■ **Brief**
Reproduce the listing below in full and without alteration, apart from its pictures.

====== Excerpted data ======

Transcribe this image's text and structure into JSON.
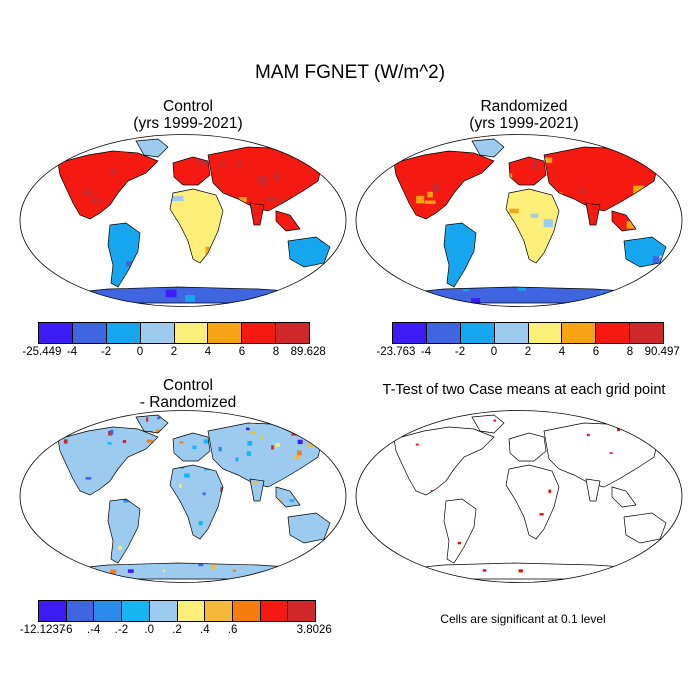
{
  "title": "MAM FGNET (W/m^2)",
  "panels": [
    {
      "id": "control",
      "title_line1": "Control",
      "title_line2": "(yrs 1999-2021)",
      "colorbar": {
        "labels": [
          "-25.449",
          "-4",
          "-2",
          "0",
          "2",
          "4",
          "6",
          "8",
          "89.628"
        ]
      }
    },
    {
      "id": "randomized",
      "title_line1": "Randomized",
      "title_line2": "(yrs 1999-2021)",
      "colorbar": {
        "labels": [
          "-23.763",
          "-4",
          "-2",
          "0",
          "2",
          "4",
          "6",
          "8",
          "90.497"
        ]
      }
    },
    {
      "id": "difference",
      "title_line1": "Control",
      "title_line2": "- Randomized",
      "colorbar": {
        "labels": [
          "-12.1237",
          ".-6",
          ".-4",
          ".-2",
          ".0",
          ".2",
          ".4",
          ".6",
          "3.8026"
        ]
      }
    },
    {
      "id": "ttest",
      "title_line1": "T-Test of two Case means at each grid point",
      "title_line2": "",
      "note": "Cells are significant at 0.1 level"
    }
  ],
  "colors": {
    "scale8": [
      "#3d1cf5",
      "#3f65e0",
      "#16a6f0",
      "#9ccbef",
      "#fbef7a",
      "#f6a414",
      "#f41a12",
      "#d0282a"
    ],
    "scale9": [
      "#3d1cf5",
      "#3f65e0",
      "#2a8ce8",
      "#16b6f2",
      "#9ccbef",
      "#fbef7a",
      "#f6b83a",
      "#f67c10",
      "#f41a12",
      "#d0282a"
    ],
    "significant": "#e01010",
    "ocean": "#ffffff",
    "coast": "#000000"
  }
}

======

■ **Task response**
Transcribe this image's text and structure into JSON.
{
  "title": "MAM FGNET (W/m^2)",
  "panels": [
    {
      "id": "control",
      "title_line1": "Control",
      "title_line2": "(yrs 1999-2021)",
      "colorbar": {
        "labels": [
          "-25.449",
          "-4",
          "-2",
          "0",
          "2",
          "4",
          "6",
          "8",
          "89.628"
        ]
      }
    },
    {
      "id": "randomized",
      "title_line1": "Randomized",
      "title_line2": "(yrs 1999-2021)",
      "colorbar": {
        "labels": [
          "-23.763",
          "-4",
          "-2",
          "0",
          "2",
          "4",
          "6",
          "8",
          "90.497"
        ]
      }
    },
    {
      "id": "difference",
      "title_line1": "Control",
      "title_line2": "- Randomized",
      "colorbar": {
        "labels": [
          "-12.1237",
          ".-6",
          ".-4",
          ".-2",
          ".0",
          ".2",
          ".4",
          ".6",
          "3.8026"
        ]
      }
    },
    {
      "id": "ttest",
      "title_line1": "T-Test of two Case means at each grid point",
      "title_line2": "",
      "note": "Cells are significant at 0.1 level"
    }
  ],
  "colors": {
    "scale8": [
      "#3d1cf5",
      "#3f65e0",
      "#16a6f0",
      "#9ccbef",
      "#fbef7a",
      "#f6a414",
      "#f41a12",
      "#d0282a"
    ],
    "scale9": [
      "#3d1cf5",
      "#3f65e0",
      "#2a8ce8",
      "#16b6f2",
      "#9ccbef",
      "#fbef7a",
      "#f6b83a",
      "#f67c10",
      "#f41a12",
      "#d0282a"
    ],
    "significant": "#e01010",
    "ocean": "#ffffff",
    "coast": "#000000"
  }
}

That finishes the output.